Problem to solve:
Search the material below for the word "acceptors" and copy every line in which it occurs.

Provided records:
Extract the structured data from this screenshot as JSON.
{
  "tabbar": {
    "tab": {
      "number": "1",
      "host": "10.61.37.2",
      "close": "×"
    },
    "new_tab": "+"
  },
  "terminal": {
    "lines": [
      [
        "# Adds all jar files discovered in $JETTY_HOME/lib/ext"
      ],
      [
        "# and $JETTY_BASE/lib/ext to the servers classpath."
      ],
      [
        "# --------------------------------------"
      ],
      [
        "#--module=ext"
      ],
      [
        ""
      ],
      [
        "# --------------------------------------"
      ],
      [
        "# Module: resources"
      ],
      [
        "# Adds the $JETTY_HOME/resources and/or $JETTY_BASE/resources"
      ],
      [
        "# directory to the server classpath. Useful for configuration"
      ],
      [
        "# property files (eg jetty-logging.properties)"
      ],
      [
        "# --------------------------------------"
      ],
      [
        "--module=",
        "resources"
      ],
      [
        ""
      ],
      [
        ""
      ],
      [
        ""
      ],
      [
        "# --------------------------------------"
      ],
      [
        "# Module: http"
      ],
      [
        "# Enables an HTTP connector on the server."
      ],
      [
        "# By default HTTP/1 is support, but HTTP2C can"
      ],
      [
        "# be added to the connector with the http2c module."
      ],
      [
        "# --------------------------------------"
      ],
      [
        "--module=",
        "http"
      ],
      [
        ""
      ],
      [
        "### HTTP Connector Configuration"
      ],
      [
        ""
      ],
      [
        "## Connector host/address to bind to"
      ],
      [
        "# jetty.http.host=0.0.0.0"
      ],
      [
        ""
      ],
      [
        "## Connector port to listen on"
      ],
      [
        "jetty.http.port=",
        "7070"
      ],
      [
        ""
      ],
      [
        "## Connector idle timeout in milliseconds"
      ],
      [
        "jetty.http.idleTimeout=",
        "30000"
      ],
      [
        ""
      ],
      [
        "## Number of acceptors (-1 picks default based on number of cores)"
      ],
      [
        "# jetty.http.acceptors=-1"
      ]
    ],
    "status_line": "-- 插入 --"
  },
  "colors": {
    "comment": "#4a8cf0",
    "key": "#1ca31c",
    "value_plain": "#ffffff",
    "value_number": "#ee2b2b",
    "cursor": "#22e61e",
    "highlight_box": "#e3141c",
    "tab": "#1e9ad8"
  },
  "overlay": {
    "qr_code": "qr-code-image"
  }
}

Problem solution:
        "## Number of acceptors (-1 picks default based on number of cores)"
        "# jetty.http.acceptors=-1"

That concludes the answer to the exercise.